## RECORDS PROVIDED
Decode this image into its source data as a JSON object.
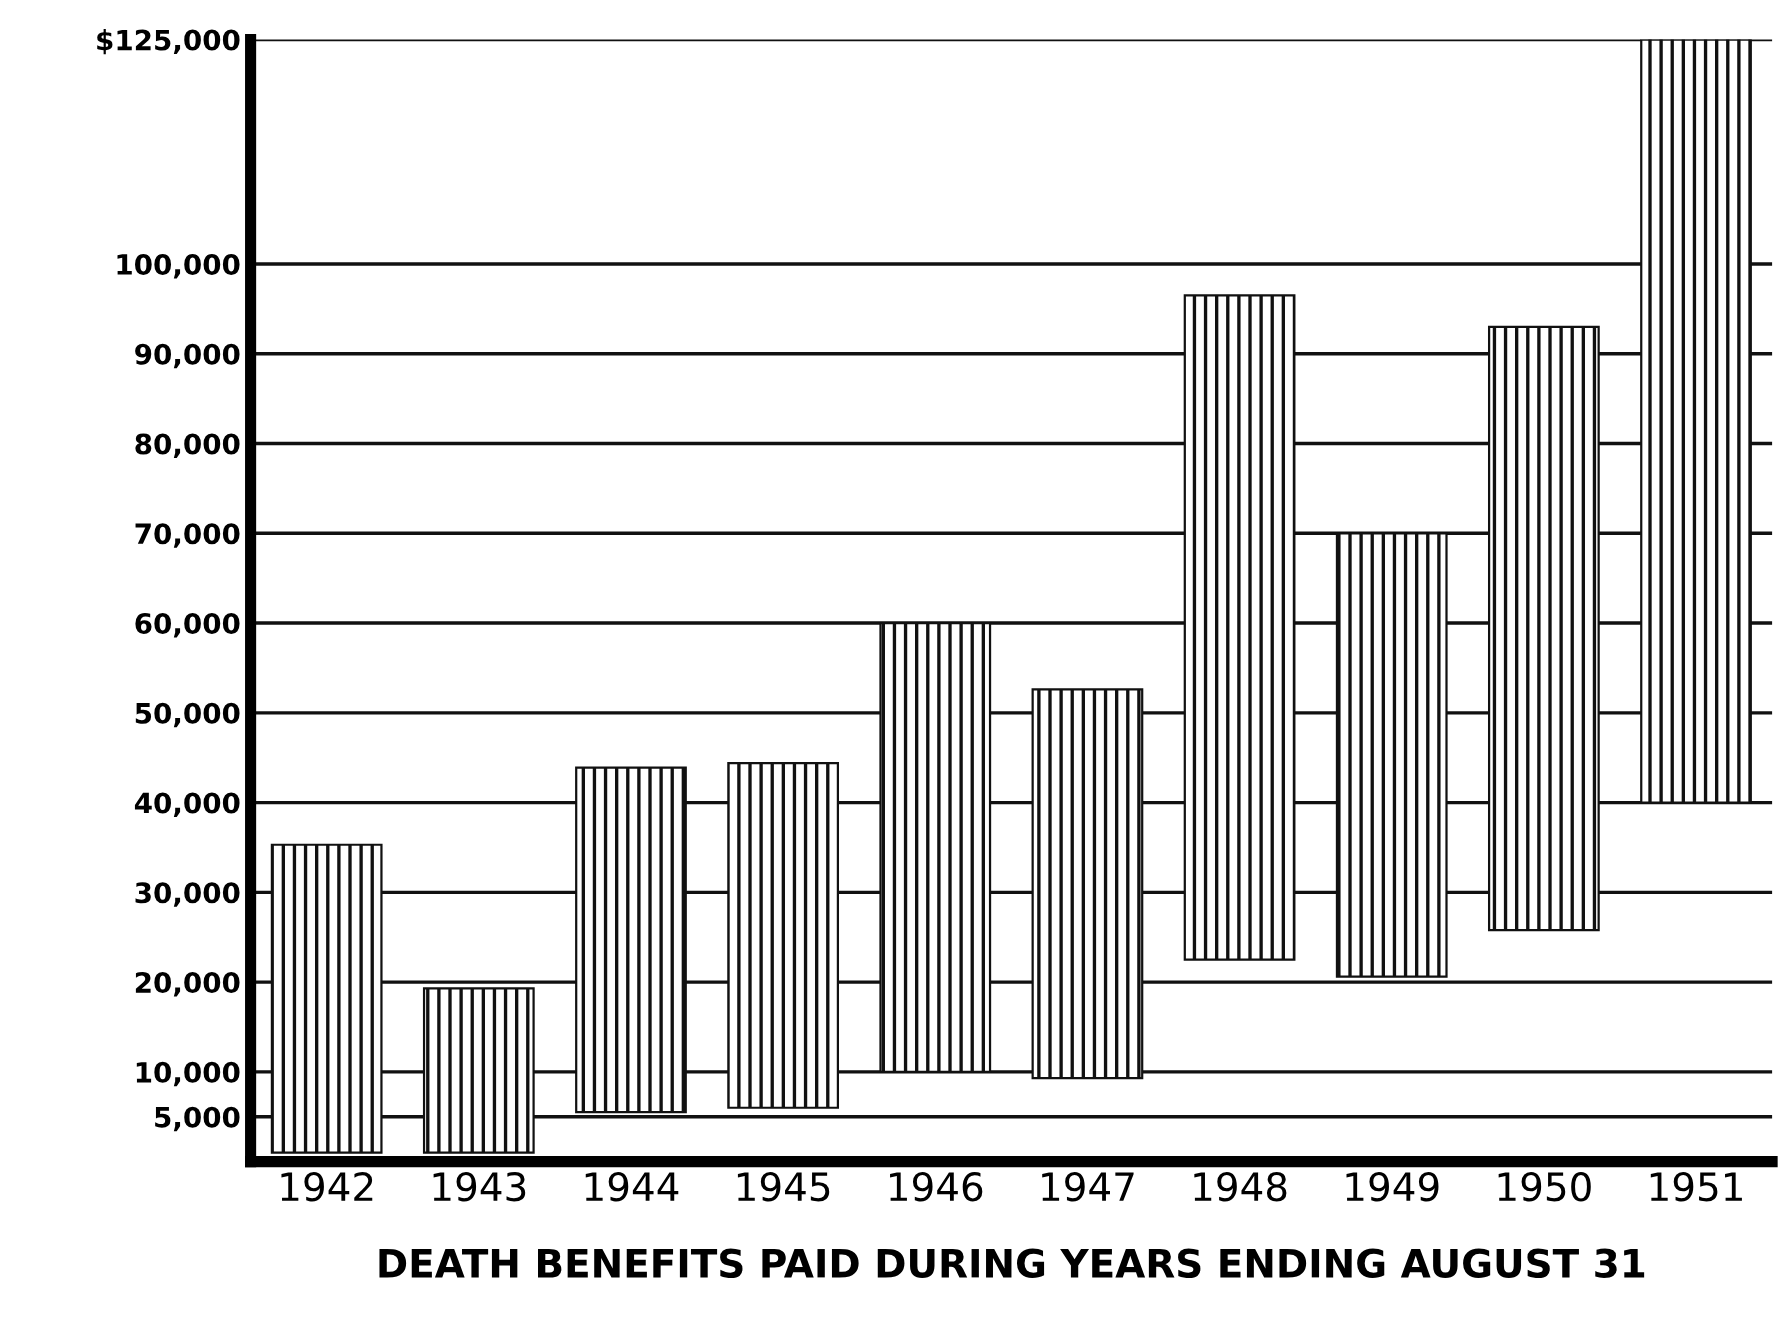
{
  "chart_data": {
    "type": "bar",
    "xlabel": "DEATH BENEFITS PAID DURING YEARS ENDING AUGUST 31",
    "categories": [
      "1942",
      "1943",
      "1944",
      "1945",
      "1946",
      "1947",
      "1948",
      "1949",
      "1950",
      "1951"
    ],
    "base": [
      1000,
      1000,
      5500,
      6000,
      10000,
      9300,
      22500,
      20600,
      25800,
      40000
    ],
    "values": [
      34300,
      18300,
      38400,
      38400,
      50000,
      43300,
      74000,
      49400,
      67200,
      85000
    ],
    "color": "#111111",
    "ylim": [
      0,
      125000
    ],
    "yticks": [
      {
        "value": 5000,
        "label": "5,000"
      },
      {
        "value": 10000,
        "label": "10,000"
      },
      {
        "value": 20000,
        "label": "20,000"
      },
      {
        "value": 30000,
        "label": "30,000"
      },
      {
        "value": 40000,
        "label": "40,000"
      },
      {
        "value": 50000,
        "label": "50,000"
      },
      {
        "value": 60000,
        "label": "60,000"
      },
      {
        "value": 70000,
        "label": "70,000"
      },
      {
        "value": 80000,
        "label": "80,000"
      },
      {
        "value": 90000,
        "label": "90,000"
      },
      {
        "value": 100000,
        "label": "100,000"
      },
      {
        "value": 125000,
        "label": "$125,000"
      }
    ],
    "grid": "y"
  }
}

## REQUIRED WORK
All of the data above should be quoted exactly, except for the pictures.

## RESULT OF THE EXERCISE
Decode this image into its source data as a JSON object.
{
  "chart_data": {
    "type": "bar",
    "xlabel": "DEATH BENEFITS PAID DURING YEARS ENDING AUGUST 31",
    "categories": [
      "1942",
      "1943",
      "1944",
      "1945",
      "1946",
      "1947",
      "1948",
      "1949",
      "1950",
      "1951"
    ],
    "base": [
      1000,
      1000,
      5500,
      6000,
      10000,
      9300,
      22500,
      20600,
      25800,
      40000
    ],
    "values": [
      34300,
      18300,
      38400,
      38400,
      50000,
      43300,
      74000,
      49400,
      67200,
      85000
    ],
    "color": "#111111",
    "ylim": [
      0,
      125000
    ],
    "yticks": [
      {
        "value": 5000,
        "label": "5,000"
      },
      {
        "value": 10000,
        "label": "10,000"
      },
      {
        "value": 20000,
        "label": "20,000"
      },
      {
        "value": 30000,
        "label": "30,000"
      },
      {
        "value": 40000,
        "label": "40,000"
      },
      {
        "value": 50000,
        "label": "50,000"
      },
      {
        "value": 60000,
        "label": "60,000"
      },
      {
        "value": 70000,
        "label": "70,000"
      },
      {
        "value": 80000,
        "label": "80,000"
      },
      {
        "value": 90000,
        "label": "90,000"
      },
      {
        "value": 100000,
        "label": "100,000"
      },
      {
        "value": 125000,
        "label": "$125,000"
      }
    ],
    "grid": "y"
  }
}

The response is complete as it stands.